## [WHAT YOU NEED TO DO]
State how many lines in these records contain the word "della", and nothing else.

Collected data:
────────────────────

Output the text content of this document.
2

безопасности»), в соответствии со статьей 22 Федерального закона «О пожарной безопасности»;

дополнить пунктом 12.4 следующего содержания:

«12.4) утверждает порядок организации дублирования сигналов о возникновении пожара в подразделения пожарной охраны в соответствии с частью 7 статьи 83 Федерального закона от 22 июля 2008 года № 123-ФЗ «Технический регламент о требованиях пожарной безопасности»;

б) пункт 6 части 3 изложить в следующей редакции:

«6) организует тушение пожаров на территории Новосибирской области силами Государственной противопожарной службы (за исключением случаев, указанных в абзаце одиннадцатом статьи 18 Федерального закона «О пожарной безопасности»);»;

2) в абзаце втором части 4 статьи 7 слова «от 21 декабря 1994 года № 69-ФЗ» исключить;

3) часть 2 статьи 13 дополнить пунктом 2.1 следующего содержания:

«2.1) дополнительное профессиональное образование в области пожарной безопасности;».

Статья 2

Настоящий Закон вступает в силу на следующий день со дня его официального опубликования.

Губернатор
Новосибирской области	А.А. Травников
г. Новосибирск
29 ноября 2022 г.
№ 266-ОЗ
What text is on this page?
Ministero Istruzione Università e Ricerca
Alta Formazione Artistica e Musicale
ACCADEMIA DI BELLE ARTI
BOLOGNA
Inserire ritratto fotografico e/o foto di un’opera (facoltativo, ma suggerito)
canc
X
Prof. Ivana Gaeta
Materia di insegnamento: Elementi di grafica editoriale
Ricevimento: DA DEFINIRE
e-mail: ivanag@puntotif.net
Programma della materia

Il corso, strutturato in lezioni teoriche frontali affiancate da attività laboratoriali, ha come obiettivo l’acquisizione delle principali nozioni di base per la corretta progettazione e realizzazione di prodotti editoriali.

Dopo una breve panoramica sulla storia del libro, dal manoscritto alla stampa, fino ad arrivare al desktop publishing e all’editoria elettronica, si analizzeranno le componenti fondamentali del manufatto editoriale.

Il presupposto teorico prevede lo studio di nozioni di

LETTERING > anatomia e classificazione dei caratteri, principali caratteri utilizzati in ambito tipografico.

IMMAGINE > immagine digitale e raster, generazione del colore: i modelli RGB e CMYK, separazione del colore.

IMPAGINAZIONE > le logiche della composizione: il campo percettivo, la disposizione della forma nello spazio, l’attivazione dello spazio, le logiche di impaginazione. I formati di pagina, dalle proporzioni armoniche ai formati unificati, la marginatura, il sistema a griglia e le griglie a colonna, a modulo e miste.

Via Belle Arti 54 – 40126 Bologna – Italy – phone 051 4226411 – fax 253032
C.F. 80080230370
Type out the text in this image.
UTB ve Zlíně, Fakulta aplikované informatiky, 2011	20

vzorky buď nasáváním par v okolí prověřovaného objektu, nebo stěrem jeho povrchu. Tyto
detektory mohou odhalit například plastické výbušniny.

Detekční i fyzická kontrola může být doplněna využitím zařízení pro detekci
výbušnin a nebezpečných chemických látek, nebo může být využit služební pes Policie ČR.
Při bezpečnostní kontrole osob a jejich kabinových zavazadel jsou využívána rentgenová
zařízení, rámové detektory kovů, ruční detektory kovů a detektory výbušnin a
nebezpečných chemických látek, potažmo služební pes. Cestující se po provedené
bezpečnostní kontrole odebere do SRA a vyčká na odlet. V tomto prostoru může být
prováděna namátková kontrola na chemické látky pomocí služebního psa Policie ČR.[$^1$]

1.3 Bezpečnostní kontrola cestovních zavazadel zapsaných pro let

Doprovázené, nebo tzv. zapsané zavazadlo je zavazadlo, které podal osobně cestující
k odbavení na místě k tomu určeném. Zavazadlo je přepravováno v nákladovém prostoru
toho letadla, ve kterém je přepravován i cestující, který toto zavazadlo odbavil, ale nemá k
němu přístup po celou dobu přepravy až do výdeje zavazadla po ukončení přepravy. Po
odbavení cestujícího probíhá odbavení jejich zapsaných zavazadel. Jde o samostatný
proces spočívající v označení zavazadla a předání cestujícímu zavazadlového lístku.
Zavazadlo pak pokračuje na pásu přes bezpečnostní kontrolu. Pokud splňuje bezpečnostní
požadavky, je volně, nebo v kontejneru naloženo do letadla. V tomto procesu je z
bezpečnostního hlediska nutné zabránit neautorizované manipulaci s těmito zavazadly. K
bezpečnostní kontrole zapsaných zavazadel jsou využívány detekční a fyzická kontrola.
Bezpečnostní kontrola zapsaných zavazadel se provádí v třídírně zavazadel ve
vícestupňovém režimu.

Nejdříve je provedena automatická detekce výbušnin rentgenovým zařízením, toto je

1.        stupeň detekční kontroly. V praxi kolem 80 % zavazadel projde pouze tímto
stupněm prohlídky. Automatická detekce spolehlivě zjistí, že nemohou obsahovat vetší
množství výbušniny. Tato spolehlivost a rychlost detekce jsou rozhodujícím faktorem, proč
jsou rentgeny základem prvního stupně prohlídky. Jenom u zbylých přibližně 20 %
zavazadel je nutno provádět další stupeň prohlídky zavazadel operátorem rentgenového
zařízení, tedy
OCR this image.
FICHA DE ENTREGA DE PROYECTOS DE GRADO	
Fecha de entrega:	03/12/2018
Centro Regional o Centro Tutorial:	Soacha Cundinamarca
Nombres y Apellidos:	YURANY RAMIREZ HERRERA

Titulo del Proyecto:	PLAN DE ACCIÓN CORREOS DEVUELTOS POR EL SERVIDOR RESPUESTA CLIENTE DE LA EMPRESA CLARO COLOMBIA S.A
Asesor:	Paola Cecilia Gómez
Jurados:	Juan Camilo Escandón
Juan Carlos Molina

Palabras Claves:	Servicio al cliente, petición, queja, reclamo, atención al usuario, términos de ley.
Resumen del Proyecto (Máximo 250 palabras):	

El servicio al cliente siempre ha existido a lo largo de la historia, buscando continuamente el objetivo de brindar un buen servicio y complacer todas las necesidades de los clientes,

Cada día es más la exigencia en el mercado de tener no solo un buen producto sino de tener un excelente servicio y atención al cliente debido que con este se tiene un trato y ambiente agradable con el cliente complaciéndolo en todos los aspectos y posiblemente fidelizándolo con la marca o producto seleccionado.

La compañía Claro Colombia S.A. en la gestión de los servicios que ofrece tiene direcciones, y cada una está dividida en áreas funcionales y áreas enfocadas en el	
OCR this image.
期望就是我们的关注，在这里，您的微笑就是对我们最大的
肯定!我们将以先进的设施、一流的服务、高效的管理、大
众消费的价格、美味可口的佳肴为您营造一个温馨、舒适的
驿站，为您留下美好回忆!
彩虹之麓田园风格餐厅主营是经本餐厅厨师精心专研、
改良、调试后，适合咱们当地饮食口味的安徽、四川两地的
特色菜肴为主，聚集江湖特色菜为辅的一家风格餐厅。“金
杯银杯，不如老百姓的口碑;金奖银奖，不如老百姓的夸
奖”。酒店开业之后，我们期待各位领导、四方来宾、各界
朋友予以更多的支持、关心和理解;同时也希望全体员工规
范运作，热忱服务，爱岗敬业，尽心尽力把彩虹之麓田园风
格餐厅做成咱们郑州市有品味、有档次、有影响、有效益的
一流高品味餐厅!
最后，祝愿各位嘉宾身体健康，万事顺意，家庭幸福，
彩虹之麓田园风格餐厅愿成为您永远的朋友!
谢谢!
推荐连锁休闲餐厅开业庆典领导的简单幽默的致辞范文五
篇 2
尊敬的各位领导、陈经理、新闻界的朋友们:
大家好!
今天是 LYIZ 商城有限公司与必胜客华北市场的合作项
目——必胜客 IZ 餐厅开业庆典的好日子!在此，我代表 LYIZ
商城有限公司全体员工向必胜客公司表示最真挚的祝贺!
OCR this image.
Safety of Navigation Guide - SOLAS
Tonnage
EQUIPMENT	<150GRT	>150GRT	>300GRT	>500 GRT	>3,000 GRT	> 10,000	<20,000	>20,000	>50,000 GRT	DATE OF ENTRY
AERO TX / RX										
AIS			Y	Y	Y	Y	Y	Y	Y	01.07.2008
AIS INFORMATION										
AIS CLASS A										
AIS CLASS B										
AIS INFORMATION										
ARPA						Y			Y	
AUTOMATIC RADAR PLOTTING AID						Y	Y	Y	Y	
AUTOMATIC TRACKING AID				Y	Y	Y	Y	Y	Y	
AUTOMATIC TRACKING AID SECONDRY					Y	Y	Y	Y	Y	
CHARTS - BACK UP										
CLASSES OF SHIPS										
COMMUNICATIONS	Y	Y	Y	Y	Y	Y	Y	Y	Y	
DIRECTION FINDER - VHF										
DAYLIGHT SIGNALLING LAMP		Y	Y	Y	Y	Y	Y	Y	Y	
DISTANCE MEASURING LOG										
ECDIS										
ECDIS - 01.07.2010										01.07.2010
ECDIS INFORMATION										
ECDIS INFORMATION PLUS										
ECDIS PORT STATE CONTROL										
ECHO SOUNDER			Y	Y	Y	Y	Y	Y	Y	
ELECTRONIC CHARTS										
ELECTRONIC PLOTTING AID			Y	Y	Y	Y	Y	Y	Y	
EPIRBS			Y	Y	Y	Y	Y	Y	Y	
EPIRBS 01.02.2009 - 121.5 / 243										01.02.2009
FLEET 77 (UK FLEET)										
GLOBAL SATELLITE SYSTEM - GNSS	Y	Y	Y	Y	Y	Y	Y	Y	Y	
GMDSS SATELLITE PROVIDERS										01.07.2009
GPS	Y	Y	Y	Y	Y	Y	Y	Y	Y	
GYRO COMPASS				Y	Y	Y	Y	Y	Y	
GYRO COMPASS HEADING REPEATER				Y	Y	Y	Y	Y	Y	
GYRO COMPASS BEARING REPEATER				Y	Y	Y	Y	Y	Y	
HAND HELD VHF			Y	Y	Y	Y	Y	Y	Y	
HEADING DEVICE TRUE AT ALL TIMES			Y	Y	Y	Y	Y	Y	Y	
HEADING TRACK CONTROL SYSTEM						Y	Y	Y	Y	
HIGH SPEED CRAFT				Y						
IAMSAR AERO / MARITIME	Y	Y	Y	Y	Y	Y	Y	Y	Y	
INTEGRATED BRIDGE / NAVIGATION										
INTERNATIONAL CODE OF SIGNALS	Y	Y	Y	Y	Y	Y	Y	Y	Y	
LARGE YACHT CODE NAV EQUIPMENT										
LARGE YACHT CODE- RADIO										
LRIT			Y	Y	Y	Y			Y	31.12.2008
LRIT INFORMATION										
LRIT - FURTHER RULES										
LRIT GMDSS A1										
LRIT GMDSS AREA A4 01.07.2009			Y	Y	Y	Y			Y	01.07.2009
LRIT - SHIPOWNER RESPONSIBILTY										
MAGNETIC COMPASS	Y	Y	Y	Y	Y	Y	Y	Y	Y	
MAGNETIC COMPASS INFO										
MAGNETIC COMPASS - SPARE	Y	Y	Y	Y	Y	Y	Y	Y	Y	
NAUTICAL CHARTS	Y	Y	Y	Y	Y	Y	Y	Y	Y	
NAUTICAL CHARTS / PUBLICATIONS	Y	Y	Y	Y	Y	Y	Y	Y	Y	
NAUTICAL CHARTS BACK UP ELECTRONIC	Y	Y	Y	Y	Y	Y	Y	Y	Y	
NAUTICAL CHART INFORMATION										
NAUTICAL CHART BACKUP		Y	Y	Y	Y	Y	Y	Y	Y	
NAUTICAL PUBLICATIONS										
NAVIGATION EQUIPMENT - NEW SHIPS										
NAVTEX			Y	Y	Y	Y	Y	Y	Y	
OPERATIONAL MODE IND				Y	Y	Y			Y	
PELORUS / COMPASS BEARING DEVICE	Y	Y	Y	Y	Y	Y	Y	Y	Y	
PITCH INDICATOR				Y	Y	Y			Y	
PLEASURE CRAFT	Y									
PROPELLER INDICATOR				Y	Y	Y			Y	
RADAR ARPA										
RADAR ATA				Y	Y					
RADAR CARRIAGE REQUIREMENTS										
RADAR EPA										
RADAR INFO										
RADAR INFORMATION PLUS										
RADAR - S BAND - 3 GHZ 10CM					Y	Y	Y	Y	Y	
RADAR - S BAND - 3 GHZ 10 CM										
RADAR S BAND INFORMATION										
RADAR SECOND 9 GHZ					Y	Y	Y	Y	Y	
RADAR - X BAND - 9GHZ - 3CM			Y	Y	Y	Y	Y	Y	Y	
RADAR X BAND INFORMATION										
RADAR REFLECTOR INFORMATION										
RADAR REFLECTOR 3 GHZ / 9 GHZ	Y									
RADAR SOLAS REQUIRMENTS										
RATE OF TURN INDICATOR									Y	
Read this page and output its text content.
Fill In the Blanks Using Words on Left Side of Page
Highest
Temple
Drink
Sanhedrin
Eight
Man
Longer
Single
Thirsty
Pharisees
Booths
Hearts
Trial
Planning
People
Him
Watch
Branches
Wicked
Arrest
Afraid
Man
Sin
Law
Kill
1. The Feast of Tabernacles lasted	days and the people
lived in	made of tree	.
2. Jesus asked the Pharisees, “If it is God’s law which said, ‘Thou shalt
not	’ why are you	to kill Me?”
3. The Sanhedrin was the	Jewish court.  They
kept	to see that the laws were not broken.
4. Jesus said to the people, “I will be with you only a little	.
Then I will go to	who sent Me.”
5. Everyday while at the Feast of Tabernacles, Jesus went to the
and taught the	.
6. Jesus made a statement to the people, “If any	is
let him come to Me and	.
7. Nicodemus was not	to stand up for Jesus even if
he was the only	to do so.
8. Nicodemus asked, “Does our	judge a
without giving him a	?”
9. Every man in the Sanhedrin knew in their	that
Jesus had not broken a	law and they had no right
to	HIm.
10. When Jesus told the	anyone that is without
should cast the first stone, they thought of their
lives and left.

────────────────────

## [COMPLETE ANSWER]
2